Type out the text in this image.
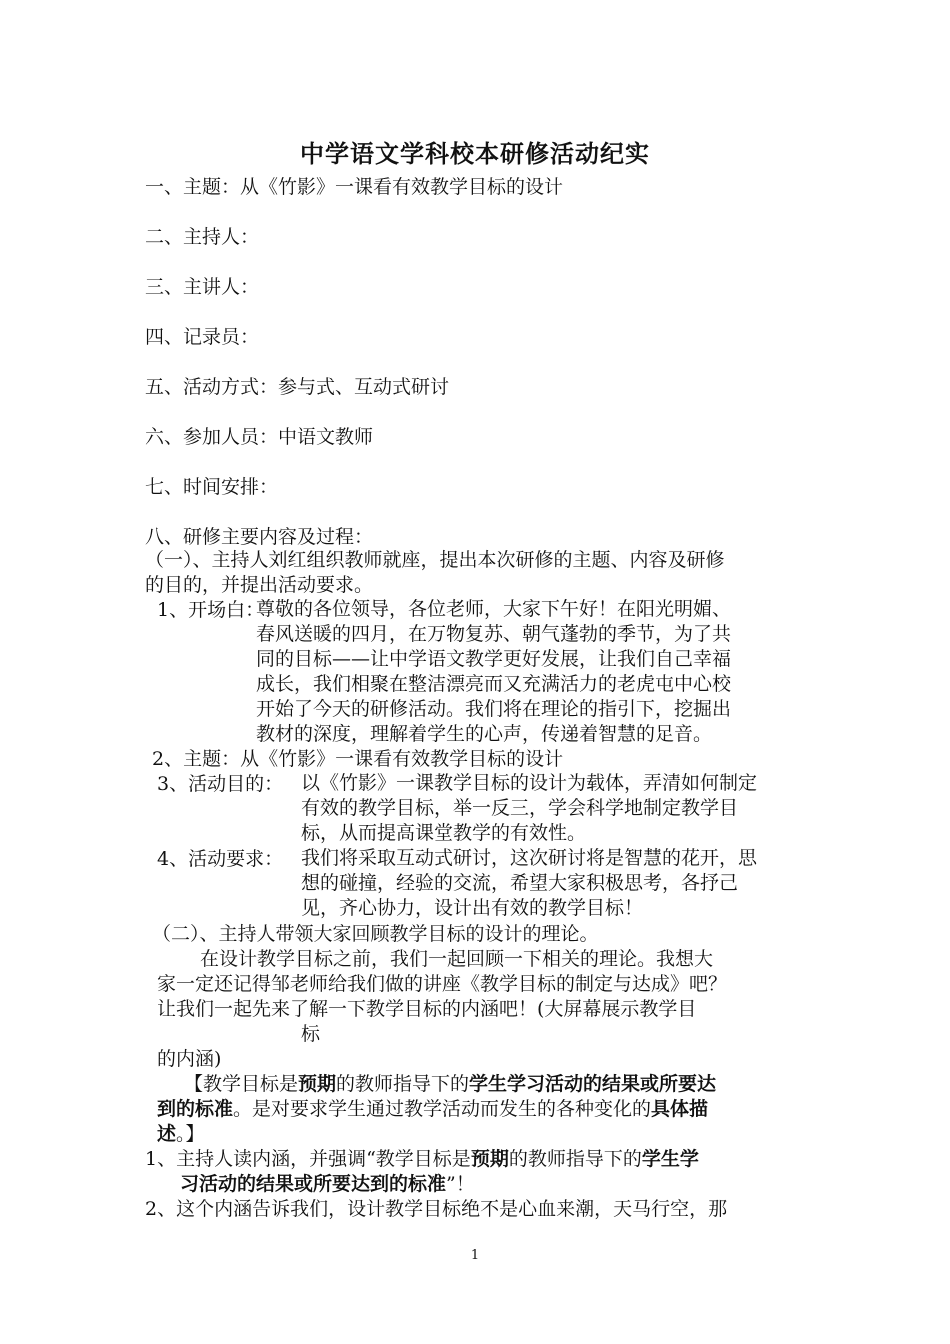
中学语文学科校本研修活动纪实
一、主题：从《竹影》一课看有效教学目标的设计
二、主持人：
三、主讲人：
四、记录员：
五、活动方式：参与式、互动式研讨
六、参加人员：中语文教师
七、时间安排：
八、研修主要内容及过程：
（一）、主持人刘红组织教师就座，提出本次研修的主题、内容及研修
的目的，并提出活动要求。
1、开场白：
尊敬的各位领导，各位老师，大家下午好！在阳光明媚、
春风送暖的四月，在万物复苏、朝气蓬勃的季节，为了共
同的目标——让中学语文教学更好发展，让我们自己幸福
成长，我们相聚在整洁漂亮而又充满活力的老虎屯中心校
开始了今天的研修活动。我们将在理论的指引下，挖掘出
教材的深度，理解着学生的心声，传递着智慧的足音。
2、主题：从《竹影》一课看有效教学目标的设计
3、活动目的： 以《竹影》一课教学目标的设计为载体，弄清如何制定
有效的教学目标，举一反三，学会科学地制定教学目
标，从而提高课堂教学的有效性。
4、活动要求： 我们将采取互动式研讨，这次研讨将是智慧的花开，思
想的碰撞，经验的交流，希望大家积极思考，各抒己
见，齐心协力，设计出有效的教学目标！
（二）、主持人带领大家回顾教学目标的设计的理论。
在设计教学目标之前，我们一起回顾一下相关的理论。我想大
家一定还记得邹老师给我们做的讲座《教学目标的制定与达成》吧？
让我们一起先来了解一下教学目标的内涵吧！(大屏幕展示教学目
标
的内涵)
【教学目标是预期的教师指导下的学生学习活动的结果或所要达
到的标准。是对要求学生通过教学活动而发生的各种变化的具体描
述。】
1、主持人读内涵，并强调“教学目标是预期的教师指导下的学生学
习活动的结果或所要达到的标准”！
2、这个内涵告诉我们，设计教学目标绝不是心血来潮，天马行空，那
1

**What the task asks**
Omitting all images, print the listing exactly.

**Complete response**
Type out the text in this image.
中学语文学科校本研修活动纪实
一、主题：从《竹影》一课看有效教学目标的设计
二、主持人：
三、主讲人：
四、记录员：
五、活动方式：参与式、互动式研讨
六、参加人员：中语文教师
七、时间安排：
八、研修主要内容及过程：
（一）、主持人刘红组织教师就座，提出本次研修的主题、内容及研修
的目的，并提出活动要求。
1、开场白：
尊敬的各位领导，各位老师，大家下午好！在阳光明媚、
春风送暖的四月，在万物复苏、朝气蓬勃的季节，为了共
同的目标——让中学语文教学更好发展，让我们自己幸福
成长，我们相聚在整洁漂亮而又充满活力的老虎屯中心校
开始了今天的研修活动。我们将在理论的指引下，挖掘出
教材的深度，理解着学生的心声，传递着智慧的足音。
2、主题：从《竹影》一课看有效教学目标的设计
3、活动目的： 以《竹影》一课教学目标的设计为载体，弄清如何制定
有效的教学目标，举一反三，学会科学地制定教学目
标，从而提高课堂教学的有效性。
4、活动要求： 我们将采取互动式研讨，这次研讨将是智慧的花开，思
想的碰撞，经验的交流，希望大家积极思考，各抒己
见，齐心协力，设计出有效的教学目标！
（二）、主持人带领大家回顾教学目标的设计的理论。
在设计教学目标之前，我们一起回顾一下相关的理论。我想大
家一定还记得邹老师给我们做的讲座《教学目标的制定与达成》吧？
让我们一起先来了解一下教学目标的内涵吧！(大屏幕展示教学目
标
的内涵)
【教学目标是预期的教师指导下的学生学习活动的结果或所要达
到的标准。是对要求学生通过教学活动而发生的各种变化的具体描
述。】
1、主持人读内涵，并强调“教学目标是预期的教师指导下的学生学
习活动的结果或所要达到的标准”！
2、这个内涵告诉我们，设计教学目标绝不是心血来潮，天马行空，那
1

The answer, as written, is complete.